(Recorded data)
[start]

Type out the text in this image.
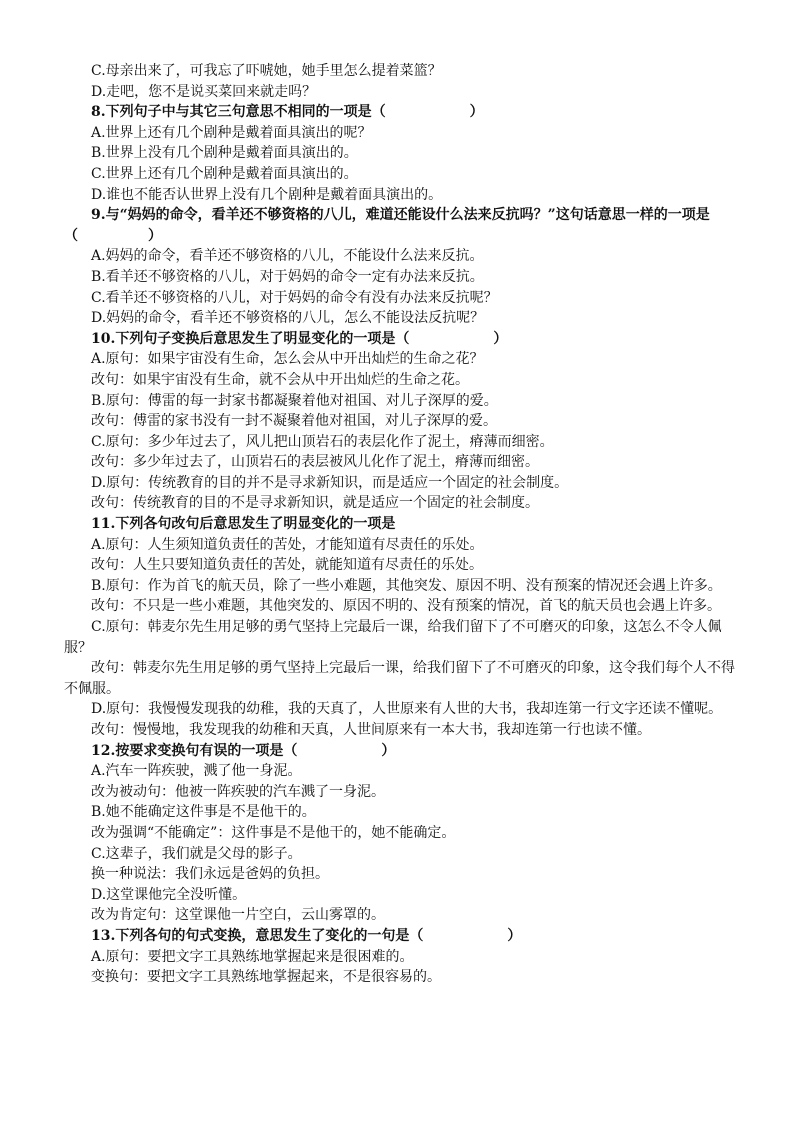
C.母亲出来了，可我忘了吓唬她，她手里怎么提着菜篮？
D.走吧，您不是说买菜回来就走吗？
8.下列句子中与其它三句意思不相同的一项是（　　　　　　）
A.世界上还有几个剧种是戴着面具演出的呢？
B.世界上没有几个剧种是戴着面具演出的。
C.世界上还有几个剧种是戴着面具演出的。
D.谁也不能否认世界上没有几个剧种是戴着面具演出的。
9.与“妈妈的命令，看羊还不够资格的八儿，难道还能设什么法来反抗吗？”这句话意思一样的一项是（　　　　　）
A.妈妈的命令，看羊还不够资格的八儿，不能设什么法来反抗。
B.看羊还不够资格的八儿，对于妈妈的命令一定有办法来反抗。
C.看羊还不够资格的八儿，对于妈妈的命令有没有办法来反抗呢？
D.妈妈的命令，看羊还不够资格的八儿，怎么不能设法反抗呢？
10.下列句子变换后意思发生了明显变化的一项是（　　　　　　）
A.原句：如果宇宙没有生命，怎么会从中开出灿烂的生命之花？
改句：如果宇宙没有生命，就不会从中开出灿烂的生命之花。
B.原句：傅雷的每一封家书都凝聚着他对祖国、对儿子深厚的爱。
改句：傅雷的家书没有一封不凝聚着他对祖国，对儿子深厚的爱。
C.原句：多少年过去了，风儿把山顶岩石的表层化作了泥土，瘠薄而细密。
改句：多少年过去了，山顶岩石的表层被风儿化作了泥土，瘠薄而细密。
D.原句：传统教育的目的并不是寻求新知识，而是适应一个固定的社会制度。
改句：传统教育的目的不是寻求新知识，就是适应一个固定的社会制度。
11.下列各句改句后意思发生了明显变化的一项是
A.原句：人生须知道负责任的苦处，才能知道有尽责任的乐处。
改句：人生只要知道负责任的苦处，就能知道有尽责任的乐处。
B.原句：作为首飞的航天员，除了一些小难题，其他突发、原因不明、没有预案的情况还会遇上许多。
改句：不只是一些小难题，其他突发的、原因不明的、没有预案的情况，首飞的航天员也会遇上许多。
C.原句：韩麦尔先生用足够的勇气坚持上完最后一课，给我们留下了不可磨灭的印象，这怎么不令人佩服？
改句：韩麦尔先生用足够的勇气坚持上完最后一课，给我们留下了不可磨灭的印象，这令我们每个人不得不佩服。
D.原句：我慢慢发现我的幼稚，我的天真了，人世原来有人世的大书，我却连第一行文字还读不懂呢。
改句：慢慢地，我发现我的幼稚和天真，人世间原来有一本大书，我却连第一行也读不懂。
12.按要求变换句有误的一项是（　　　　　　）
A.汽车一阵疾驶，溅了他一身泥。
改为被动句：他被一阵疾驶的汽车溅了一身泥。
B.她不能确定这件事是不是他干的。
改为强调“不能确定”：这件事是不是他干的，她不能确定。
C.这辈子，我们就是父母的影子。
换一种说法：我们永远是爸妈的负担。
D.这堂课他完全没听懂。
改为肯定句：这堂课他一片空白，云山雾罩的。
13.下列各句的句式变换，意思发生了变化的一句是（　　　　　　）
A.原句：要把文字工具熟练地掌握起来是很困难的。
变换句：要把文字工具熟练地掌握起来，不是很容易的。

[end]

Transcribe the material exactly, and leave out whatever pictures it holds.

Final answer —
Type out the text in this image.
C.母亲出来了，可我忘了吓唬她，她手里怎么提着菜篮？
D.走吧，您不是说买菜回来就走吗？
8.下列句子中与其它三句意思不相同的一项是（　　　　　　）
A.世界上还有几个剧种是戴着面具演出的呢？
B.世界上没有几个剧种是戴着面具演出的。
C.世界上还有几个剧种是戴着面具演出的。
D.谁也不能否认世界上没有几个剧种是戴着面具演出的。
9.与“妈妈的命令，看羊还不够资格的八儿，难道还能设什么法来反抗吗？”这句话意思一样的一项是（　　　　　）
A.妈妈的命令，看羊还不够资格的八儿，不能设什么法来反抗。
B.看羊还不够资格的八儿，对于妈妈的命令一定有办法来反抗。
C.看羊还不够资格的八儿，对于妈妈的命令有没有办法来反抗呢？
D.妈妈的命令，看羊还不够资格的八儿，怎么不能设法反抗呢？
10.下列句子变换后意思发生了明显变化的一项是（　　　　　　）
A.原句：如果宇宙没有生命，怎么会从中开出灿烂的生命之花？
改句：如果宇宙没有生命，就不会从中开出灿烂的生命之花。
B.原句：傅雷的每一封家书都凝聚着他对祖国、对儿子深厚的爱。
改句：傅雷的家书没有一封不凝聚着他对祖国，对儿子深厚的爱。
C.原句：多少年过去了，风儿把山顶岩石的表层化作了泥土，瘠薄而细密。
改句：多少年过去了，山顶岩石的表层被风儿化作了泥土，瘠薄而细密。
D.原句：传统教育的目的并不是寻求新知识，而是适应一个固定的社会制度。
改句：传统教育的目的不是寻求新知识，就是适应一个固定的社会制度。
11.下列各句改句后意思发生了明显变化的一项是
A.原句：人生须知道负责任的苦处，才能知道有尽责任的乐处。
改句：人生只要知道负责任的苦处，就能知道有尽责任的乐处。
B.原句：作为首飞的航天员，除了一些小难题，其他突发、原因不明、没有预案的情况还会遇上许多。
改句：不只是一些小难题，其他突发的、原因不明的、没有预案的情况，首飞的航天员也会遇上许多。
C.原句：韩麦尔先生用足够的勇气坚持上完最后一课，给我们留下了不可磨灭的印象，这怎么不令人佩服？
改句：韩麦尔先生用足够的勇气坚持上完最后一课，给我们留下了不可磨灭的印象，这令我们每个人不得不佩服。
D.原句：我慢慢发现我的幼稚，我的天真了，人世原来有人世的大书，我却连第一行文字还读不懂呢。
改句：慢慢地，我发现我的幼稚和天真，人世间原来有一本大书，我却连第一行也读不懂。
12.按要求变换句有误的一项是（　　　　　　）
A.汽车一阵疾驶，溅了他一身泥。
改为被动句：他被一阵疾驶的汽车溅了一身泥。
B.她不能确定这件事是不是他干的。
改为强调“不能确定”：这件事是不是他干的，她不能确定。
C.这辈子，我们就是父母的影子。
换一种说法：我们永远是爸妈的负担。
D.这堂课他完全没听懂。
改为肯定句：这堂课他一片空白，云山雾罩的。
13.下列各句的句式变换，意思发生了变化的一句是（　　　　　　）
A.原句：要把文字工具熟练地掌握起来是很困难的。
变换句：要把文字工具熟练地掌握起来，不是很容易的。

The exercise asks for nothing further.